### What this task involves
Pull out every line below that holds the word "운영원칙".

### Source material
— BEGIN —
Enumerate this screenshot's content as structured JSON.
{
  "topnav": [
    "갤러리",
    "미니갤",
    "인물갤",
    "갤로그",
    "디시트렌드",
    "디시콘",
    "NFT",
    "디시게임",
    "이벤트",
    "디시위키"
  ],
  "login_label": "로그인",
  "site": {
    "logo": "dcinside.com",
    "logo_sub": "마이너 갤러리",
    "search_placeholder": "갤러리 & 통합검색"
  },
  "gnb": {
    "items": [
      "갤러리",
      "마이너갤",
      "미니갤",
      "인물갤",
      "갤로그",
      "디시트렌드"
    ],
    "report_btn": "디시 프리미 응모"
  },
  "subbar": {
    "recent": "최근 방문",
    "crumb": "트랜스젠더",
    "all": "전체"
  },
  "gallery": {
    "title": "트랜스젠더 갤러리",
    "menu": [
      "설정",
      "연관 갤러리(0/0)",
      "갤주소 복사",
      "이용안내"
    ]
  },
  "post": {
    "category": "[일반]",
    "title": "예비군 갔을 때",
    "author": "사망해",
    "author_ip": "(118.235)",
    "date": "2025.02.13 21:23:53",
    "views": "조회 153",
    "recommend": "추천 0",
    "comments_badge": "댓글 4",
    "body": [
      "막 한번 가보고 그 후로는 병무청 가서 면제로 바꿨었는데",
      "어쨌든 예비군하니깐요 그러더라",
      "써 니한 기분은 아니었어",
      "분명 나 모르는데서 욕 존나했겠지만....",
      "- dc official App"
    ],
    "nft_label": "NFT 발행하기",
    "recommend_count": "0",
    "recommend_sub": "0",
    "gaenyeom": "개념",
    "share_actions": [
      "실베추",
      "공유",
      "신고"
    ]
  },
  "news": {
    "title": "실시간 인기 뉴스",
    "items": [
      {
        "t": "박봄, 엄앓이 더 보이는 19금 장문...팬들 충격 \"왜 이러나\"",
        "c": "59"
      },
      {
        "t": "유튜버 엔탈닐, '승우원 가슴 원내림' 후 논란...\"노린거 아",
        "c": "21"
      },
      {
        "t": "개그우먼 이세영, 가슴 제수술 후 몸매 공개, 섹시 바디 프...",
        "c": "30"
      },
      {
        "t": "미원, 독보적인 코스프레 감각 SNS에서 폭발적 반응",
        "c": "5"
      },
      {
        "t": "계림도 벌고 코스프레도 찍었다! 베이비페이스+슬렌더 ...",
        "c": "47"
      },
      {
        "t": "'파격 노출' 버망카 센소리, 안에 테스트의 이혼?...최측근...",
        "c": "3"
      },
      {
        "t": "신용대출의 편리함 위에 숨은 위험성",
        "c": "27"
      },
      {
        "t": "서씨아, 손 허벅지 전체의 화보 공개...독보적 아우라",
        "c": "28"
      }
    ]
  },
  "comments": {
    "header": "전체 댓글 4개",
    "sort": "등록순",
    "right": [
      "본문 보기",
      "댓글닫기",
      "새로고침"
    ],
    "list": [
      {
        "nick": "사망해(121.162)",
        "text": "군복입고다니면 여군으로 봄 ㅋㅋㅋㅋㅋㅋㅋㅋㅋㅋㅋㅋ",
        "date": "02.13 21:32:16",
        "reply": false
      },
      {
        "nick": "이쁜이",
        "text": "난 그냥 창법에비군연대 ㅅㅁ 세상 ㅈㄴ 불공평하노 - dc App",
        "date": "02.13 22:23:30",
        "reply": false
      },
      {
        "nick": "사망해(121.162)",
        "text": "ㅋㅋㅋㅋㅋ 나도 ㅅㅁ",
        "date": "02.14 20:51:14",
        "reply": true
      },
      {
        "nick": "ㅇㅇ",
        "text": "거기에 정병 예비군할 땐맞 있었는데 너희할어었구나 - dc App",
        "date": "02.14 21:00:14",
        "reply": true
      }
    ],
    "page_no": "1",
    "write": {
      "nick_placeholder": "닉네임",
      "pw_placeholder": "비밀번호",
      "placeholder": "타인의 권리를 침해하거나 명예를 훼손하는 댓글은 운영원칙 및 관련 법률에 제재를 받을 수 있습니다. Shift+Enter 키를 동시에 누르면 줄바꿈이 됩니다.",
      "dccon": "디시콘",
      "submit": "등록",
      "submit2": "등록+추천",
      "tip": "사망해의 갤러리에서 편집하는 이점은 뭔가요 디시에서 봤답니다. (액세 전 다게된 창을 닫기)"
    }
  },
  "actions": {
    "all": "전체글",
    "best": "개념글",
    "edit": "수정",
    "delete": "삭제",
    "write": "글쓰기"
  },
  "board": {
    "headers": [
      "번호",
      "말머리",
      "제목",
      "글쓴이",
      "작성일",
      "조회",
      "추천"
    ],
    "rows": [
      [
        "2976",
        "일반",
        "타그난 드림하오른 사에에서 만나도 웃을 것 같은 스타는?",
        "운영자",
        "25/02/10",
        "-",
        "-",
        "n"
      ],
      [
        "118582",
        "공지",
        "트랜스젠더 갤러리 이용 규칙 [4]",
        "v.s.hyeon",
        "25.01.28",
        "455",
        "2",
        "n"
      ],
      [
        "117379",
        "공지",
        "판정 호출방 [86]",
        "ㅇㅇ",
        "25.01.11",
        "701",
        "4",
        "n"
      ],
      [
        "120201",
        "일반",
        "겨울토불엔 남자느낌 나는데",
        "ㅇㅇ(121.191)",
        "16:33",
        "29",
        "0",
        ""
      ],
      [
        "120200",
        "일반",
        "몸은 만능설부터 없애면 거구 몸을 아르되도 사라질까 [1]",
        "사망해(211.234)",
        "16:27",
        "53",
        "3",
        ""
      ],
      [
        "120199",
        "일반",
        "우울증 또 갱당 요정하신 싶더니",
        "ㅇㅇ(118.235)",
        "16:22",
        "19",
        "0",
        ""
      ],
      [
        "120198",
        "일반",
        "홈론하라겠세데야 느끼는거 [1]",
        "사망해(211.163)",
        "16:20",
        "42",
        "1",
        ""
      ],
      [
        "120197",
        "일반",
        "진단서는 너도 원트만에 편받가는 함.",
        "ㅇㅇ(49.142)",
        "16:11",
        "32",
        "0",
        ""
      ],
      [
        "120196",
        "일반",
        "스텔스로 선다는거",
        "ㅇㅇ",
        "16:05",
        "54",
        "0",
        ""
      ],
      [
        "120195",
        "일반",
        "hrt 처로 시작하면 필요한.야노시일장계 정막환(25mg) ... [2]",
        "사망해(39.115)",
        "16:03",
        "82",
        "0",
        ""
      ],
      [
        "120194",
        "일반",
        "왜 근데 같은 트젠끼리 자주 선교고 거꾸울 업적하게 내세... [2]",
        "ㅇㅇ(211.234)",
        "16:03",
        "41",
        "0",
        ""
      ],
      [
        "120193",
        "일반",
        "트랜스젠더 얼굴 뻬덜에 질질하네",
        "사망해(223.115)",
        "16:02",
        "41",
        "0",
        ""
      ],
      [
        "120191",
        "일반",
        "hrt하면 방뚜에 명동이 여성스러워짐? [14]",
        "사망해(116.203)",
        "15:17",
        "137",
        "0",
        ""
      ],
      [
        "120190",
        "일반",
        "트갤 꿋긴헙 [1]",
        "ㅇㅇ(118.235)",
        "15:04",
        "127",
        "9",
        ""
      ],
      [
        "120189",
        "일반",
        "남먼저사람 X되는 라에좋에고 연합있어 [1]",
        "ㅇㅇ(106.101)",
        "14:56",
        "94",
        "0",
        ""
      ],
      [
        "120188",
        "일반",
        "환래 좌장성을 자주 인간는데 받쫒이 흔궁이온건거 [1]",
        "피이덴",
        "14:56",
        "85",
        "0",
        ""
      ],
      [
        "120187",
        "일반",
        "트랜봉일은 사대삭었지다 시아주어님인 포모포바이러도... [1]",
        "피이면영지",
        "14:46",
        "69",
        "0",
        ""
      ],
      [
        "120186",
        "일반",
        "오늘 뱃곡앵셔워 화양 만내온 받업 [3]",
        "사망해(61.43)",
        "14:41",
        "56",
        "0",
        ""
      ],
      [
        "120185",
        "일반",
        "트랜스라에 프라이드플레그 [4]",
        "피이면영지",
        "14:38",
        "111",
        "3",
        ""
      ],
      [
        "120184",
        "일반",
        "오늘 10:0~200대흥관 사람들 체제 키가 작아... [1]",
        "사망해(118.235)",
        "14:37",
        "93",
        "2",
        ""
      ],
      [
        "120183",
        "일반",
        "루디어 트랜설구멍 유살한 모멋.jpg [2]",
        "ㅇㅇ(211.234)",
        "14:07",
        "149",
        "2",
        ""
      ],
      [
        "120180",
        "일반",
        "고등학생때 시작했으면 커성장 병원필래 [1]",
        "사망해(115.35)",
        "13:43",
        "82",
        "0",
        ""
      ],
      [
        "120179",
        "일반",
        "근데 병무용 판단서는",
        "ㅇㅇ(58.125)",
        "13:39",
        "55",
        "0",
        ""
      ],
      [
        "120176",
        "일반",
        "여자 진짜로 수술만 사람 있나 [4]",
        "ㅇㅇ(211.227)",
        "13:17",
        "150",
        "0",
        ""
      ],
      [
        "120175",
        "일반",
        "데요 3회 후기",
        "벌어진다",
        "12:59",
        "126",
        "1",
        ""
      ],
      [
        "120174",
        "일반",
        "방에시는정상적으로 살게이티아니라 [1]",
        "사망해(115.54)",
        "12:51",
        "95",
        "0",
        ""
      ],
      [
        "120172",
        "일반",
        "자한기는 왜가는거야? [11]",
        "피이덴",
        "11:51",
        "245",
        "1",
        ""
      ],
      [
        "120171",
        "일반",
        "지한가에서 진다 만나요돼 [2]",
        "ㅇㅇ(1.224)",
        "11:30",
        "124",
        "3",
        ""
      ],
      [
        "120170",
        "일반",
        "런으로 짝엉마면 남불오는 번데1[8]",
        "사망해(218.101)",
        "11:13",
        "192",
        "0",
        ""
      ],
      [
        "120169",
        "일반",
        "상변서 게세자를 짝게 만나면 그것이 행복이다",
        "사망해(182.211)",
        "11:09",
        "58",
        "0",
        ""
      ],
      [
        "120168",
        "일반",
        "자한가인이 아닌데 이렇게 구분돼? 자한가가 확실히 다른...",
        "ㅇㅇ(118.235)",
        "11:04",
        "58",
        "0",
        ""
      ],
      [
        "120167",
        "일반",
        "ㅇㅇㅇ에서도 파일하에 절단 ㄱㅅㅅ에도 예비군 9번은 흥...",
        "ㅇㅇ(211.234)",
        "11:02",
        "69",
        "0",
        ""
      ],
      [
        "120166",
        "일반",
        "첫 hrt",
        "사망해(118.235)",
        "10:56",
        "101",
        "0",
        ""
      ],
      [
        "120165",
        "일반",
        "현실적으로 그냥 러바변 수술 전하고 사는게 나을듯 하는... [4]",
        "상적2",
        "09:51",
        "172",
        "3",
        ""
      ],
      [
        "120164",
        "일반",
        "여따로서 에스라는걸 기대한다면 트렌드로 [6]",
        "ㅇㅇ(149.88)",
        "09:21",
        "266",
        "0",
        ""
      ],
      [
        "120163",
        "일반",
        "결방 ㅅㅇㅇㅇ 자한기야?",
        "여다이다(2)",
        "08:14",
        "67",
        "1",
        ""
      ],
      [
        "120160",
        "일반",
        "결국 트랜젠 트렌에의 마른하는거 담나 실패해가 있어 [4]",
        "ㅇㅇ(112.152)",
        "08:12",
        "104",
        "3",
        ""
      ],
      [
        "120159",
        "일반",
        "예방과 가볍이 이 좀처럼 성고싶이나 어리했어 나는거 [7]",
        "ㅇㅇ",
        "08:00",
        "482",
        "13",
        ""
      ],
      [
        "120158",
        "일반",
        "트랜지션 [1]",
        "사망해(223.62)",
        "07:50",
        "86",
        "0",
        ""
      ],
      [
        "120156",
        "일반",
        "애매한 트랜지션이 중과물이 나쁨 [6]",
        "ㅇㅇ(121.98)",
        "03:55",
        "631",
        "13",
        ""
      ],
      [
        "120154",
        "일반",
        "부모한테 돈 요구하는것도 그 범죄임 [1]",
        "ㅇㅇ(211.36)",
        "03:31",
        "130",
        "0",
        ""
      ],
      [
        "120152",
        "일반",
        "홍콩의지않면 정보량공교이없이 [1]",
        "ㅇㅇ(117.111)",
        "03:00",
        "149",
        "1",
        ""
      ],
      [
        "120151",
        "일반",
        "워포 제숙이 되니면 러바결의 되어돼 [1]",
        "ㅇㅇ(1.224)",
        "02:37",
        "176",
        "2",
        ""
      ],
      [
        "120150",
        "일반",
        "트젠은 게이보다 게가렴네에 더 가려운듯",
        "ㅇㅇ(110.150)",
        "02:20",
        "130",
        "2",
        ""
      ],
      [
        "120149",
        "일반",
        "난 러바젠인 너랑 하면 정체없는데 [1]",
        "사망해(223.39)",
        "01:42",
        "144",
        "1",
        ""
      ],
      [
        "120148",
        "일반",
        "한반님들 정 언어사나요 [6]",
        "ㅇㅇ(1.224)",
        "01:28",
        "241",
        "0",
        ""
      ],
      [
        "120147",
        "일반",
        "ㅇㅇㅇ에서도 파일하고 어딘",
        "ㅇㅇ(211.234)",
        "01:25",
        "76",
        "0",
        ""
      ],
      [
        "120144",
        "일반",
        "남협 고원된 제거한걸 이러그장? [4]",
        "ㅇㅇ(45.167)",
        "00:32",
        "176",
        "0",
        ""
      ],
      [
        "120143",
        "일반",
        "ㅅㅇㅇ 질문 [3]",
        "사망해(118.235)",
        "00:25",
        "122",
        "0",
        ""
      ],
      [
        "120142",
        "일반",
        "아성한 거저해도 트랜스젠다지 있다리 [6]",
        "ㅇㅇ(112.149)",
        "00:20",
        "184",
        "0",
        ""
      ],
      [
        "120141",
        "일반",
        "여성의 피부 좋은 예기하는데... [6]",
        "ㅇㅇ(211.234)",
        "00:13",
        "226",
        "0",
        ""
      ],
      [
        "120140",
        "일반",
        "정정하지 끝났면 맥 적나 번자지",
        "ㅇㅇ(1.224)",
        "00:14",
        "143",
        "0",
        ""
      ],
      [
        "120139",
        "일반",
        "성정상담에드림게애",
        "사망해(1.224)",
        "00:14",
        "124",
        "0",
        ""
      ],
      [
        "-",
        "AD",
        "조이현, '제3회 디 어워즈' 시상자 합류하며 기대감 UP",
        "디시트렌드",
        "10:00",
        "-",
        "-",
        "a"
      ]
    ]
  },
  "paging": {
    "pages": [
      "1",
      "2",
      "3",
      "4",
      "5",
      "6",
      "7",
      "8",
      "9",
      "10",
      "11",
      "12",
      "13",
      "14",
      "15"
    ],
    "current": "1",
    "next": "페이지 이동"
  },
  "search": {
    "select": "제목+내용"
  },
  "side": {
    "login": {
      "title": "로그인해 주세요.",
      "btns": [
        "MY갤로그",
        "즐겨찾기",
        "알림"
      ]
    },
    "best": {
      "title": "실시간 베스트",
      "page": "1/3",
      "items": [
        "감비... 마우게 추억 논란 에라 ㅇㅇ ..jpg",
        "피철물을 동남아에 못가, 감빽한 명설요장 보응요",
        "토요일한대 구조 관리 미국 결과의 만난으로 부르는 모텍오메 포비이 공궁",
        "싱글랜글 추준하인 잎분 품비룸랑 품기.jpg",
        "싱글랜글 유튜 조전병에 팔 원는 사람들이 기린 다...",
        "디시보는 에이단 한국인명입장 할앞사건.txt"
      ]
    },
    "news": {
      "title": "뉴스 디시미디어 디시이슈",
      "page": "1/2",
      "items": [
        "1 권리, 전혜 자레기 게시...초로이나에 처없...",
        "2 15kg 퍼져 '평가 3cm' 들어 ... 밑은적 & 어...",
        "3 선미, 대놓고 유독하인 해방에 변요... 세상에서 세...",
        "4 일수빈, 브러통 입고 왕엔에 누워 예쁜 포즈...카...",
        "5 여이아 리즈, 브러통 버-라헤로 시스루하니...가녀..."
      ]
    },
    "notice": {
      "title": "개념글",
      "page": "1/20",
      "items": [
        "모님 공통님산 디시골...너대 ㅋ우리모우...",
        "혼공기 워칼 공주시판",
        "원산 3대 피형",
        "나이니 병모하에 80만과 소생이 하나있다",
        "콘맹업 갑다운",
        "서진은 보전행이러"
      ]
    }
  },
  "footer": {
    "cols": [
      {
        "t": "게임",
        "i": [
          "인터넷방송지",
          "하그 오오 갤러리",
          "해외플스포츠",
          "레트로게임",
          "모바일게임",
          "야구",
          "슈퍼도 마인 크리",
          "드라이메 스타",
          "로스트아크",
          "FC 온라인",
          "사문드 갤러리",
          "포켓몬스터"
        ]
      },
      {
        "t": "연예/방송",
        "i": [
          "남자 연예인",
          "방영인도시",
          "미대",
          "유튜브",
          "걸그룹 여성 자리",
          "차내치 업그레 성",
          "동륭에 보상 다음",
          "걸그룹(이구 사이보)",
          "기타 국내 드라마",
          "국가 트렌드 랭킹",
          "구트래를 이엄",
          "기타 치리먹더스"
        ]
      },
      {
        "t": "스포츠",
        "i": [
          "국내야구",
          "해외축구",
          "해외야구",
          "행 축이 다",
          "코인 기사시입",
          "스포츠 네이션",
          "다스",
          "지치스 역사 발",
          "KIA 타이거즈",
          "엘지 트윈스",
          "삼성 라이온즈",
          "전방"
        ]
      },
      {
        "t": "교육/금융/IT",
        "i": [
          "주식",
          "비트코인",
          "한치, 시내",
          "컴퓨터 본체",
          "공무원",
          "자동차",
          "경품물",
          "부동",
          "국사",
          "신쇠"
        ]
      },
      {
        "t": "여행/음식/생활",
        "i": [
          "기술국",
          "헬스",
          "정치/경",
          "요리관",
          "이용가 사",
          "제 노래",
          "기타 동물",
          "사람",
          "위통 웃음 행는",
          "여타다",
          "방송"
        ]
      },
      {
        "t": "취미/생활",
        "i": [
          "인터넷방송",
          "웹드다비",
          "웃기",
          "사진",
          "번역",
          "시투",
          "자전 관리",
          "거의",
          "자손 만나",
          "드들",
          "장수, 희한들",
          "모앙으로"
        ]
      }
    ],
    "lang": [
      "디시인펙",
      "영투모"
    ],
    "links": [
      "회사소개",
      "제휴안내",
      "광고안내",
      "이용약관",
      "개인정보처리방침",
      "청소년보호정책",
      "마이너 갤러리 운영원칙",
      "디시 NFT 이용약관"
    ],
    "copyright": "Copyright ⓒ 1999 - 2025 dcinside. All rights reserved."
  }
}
— END —
### Problem solution
      "placeholder": "타인의 권리를 침해하거나 명예를 훼손하는 댓글은 운영원칙 및 관련 법률에 제재를 받을 수 있습니다. Shift+Enter 키를 동시에 누르면 줄바꿈이 됩니다.",
      "마이너 갤러리 운영원칙",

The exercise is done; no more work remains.